* Raw data *
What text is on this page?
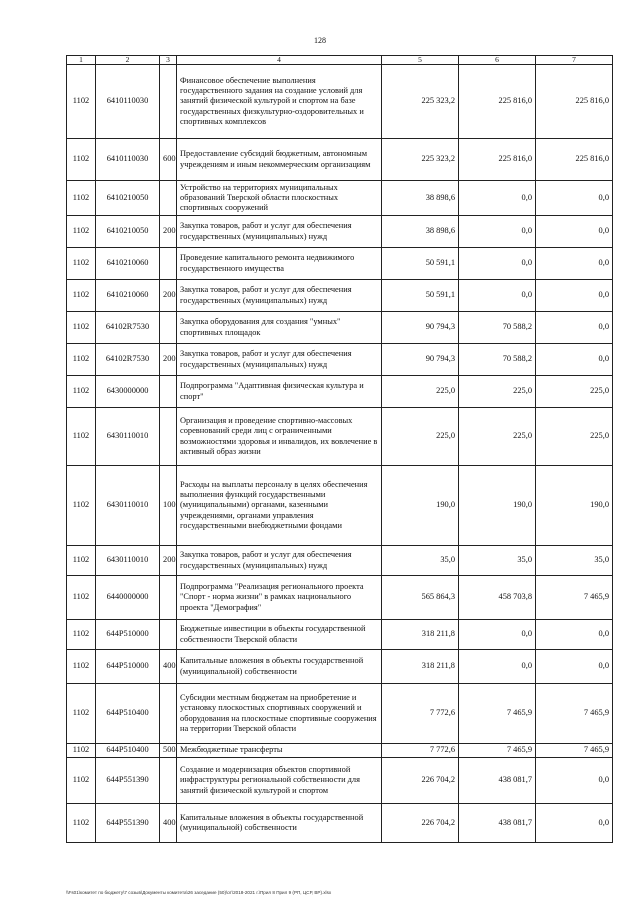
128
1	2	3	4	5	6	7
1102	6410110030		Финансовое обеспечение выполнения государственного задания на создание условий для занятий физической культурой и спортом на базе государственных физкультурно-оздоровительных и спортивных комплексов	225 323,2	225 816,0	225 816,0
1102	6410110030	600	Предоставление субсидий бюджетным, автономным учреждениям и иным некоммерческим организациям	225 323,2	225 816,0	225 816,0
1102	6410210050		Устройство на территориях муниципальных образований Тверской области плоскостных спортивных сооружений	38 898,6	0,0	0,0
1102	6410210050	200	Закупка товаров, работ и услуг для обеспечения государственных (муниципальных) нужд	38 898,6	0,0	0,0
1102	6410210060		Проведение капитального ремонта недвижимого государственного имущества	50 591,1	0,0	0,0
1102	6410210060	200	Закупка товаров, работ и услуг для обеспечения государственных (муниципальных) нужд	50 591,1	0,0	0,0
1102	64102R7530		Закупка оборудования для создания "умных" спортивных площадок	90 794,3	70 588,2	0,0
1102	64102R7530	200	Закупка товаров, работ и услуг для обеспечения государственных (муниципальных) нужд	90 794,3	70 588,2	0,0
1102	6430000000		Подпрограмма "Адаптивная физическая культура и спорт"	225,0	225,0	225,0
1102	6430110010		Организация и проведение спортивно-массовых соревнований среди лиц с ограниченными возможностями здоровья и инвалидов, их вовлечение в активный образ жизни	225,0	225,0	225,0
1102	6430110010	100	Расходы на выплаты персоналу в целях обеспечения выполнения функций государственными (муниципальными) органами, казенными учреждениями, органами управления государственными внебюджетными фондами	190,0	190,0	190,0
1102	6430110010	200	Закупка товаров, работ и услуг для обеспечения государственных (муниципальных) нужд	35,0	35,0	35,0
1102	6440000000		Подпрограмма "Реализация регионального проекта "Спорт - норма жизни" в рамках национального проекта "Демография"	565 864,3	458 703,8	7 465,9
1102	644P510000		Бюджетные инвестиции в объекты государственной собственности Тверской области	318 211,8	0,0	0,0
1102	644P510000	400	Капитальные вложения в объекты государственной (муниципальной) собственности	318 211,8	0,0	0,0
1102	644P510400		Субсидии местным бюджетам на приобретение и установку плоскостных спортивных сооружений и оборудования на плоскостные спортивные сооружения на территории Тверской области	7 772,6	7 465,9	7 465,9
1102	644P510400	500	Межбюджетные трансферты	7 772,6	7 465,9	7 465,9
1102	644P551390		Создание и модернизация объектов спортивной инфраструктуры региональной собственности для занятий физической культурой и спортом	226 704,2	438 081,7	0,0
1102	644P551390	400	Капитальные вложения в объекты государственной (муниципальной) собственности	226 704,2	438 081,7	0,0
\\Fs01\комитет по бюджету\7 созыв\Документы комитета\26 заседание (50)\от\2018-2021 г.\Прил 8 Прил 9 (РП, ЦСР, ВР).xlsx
==
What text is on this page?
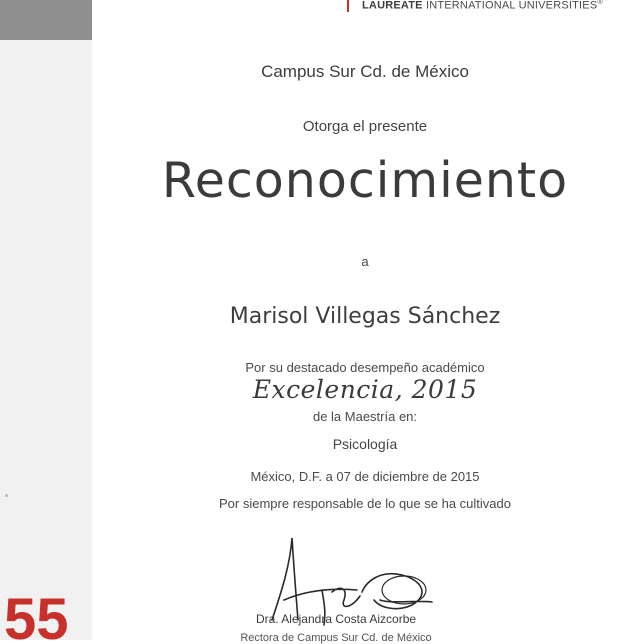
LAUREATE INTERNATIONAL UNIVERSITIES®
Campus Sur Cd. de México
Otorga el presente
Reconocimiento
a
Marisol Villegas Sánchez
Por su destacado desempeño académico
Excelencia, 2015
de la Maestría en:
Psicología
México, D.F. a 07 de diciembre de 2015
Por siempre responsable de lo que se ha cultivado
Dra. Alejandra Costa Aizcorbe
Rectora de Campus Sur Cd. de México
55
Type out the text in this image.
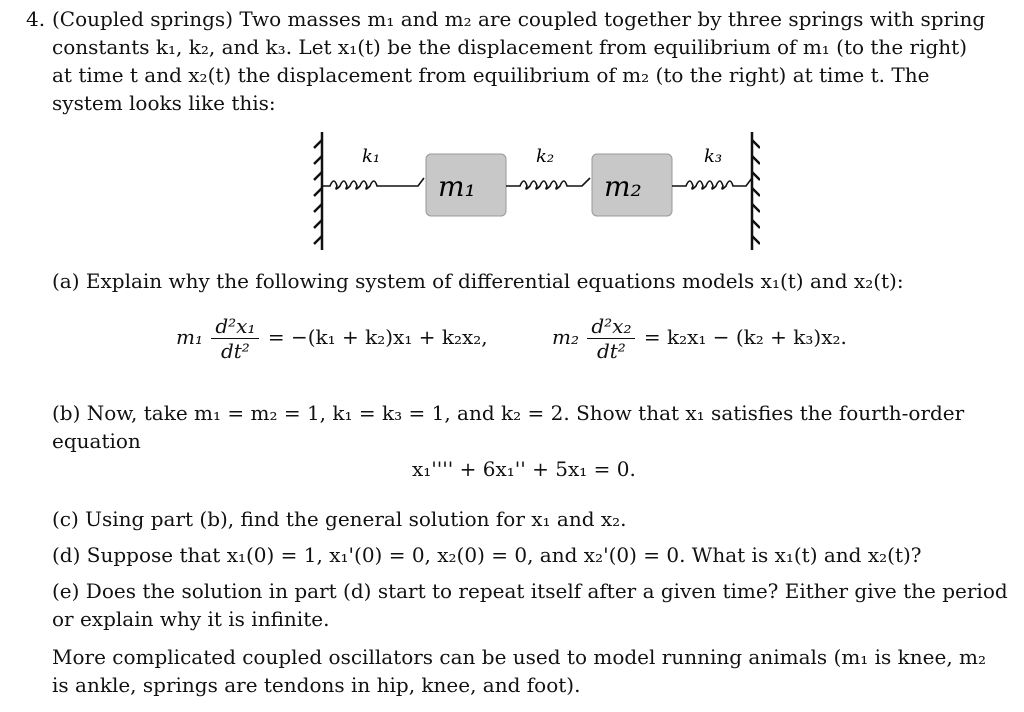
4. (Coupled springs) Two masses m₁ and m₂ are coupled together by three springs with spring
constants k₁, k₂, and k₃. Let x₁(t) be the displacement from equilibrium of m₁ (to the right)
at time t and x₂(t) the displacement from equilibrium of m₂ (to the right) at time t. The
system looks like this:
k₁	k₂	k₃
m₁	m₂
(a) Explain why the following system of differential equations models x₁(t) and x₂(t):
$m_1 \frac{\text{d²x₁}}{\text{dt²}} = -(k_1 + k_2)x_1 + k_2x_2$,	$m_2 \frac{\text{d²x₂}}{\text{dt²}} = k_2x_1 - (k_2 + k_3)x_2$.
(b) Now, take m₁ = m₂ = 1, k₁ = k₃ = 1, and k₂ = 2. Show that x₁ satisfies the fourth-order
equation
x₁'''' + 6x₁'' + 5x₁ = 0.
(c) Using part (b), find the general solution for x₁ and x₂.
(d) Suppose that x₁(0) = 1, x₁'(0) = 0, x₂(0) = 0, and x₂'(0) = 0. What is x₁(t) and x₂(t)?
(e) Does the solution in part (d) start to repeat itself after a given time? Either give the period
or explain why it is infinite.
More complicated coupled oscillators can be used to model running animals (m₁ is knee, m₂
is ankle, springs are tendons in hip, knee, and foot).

* Description of the task *
Each line with the string "объекты" in it needs to be found and copied.

* Expected answer *
1102	644P510000		Бюджетные инвестиции в объекты государственной собственности Тверской области	318 211,8	0,0	0,0
1102	644P510000	400	Капитальные вложения в объекты государственной (муниципальной) собственности	318 211,8	0,0	0,0
1102	644P551390	400	Капитальные вложения в объекты государственной (муниципальной) собственности	226 704,2	438 081,7	0,0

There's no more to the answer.